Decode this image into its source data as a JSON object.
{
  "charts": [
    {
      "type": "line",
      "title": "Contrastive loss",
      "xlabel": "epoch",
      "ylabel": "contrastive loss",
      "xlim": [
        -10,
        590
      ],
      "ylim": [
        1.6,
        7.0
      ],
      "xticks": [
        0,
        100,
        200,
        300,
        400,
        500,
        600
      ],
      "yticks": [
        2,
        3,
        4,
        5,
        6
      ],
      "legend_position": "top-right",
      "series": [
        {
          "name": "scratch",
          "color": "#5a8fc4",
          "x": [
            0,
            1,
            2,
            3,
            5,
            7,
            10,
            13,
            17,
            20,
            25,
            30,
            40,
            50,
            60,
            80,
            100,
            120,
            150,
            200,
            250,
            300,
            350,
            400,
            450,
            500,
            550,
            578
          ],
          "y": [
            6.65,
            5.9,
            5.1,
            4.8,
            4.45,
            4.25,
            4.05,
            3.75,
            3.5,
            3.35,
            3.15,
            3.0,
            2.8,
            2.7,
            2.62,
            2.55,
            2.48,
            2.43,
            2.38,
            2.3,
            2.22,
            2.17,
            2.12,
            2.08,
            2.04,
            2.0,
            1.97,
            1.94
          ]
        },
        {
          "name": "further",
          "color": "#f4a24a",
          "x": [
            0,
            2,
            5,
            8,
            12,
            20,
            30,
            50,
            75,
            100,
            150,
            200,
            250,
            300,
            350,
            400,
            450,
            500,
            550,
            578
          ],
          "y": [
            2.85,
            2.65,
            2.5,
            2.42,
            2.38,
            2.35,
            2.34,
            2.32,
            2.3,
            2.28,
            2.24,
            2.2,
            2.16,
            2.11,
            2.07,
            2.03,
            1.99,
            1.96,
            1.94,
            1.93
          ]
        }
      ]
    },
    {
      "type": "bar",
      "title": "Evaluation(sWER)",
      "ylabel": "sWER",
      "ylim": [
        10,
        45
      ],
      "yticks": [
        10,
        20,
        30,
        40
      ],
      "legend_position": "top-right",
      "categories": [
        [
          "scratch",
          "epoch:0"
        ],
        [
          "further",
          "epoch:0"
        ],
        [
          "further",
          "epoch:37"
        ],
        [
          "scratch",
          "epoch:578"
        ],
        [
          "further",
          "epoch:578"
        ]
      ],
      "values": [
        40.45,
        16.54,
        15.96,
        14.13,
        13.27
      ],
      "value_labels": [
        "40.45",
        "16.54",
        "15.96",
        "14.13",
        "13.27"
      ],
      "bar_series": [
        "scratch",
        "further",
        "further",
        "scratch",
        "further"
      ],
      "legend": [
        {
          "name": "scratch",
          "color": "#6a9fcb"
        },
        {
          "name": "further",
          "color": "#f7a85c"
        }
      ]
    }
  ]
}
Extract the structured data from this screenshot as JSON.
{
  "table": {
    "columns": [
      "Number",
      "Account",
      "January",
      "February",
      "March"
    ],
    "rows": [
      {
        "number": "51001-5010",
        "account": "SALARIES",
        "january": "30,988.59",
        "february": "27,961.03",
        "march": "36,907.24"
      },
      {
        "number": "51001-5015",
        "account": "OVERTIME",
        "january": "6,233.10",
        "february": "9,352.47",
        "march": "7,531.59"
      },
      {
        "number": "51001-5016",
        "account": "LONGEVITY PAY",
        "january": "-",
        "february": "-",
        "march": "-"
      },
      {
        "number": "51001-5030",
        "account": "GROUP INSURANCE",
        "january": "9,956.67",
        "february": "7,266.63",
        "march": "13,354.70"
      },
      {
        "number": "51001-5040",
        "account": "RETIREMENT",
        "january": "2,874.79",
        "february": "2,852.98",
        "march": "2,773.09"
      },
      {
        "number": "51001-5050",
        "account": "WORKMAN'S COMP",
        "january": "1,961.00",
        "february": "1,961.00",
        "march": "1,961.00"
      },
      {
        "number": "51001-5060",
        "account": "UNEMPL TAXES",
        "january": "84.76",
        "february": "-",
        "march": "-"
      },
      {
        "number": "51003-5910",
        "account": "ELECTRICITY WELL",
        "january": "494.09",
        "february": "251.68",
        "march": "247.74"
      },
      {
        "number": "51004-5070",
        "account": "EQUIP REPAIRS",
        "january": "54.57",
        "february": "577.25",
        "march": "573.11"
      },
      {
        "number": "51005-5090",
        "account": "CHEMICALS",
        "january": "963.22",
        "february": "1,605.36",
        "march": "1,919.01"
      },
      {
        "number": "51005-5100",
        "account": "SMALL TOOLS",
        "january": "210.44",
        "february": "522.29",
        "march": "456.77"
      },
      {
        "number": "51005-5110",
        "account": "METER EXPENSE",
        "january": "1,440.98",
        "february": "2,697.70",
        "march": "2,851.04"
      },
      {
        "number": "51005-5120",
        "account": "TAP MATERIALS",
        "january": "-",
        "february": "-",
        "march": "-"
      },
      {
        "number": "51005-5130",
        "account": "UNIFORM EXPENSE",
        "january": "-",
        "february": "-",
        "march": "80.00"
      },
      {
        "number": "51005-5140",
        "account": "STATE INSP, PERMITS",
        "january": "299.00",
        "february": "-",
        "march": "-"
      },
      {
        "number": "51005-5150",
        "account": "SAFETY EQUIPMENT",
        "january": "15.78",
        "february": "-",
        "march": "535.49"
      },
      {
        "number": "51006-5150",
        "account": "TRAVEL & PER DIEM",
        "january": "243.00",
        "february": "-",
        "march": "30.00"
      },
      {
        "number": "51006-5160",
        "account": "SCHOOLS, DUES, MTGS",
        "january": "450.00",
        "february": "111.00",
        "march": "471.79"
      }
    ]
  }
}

EXERCISE OBJECTIVE: Search the data above for lines holding "EXPENSE" and copy each of them.

PROBLEM SOLUTION:
        "account": "METER EXPENSE",
        "account": "UNIFORM EXPENSE",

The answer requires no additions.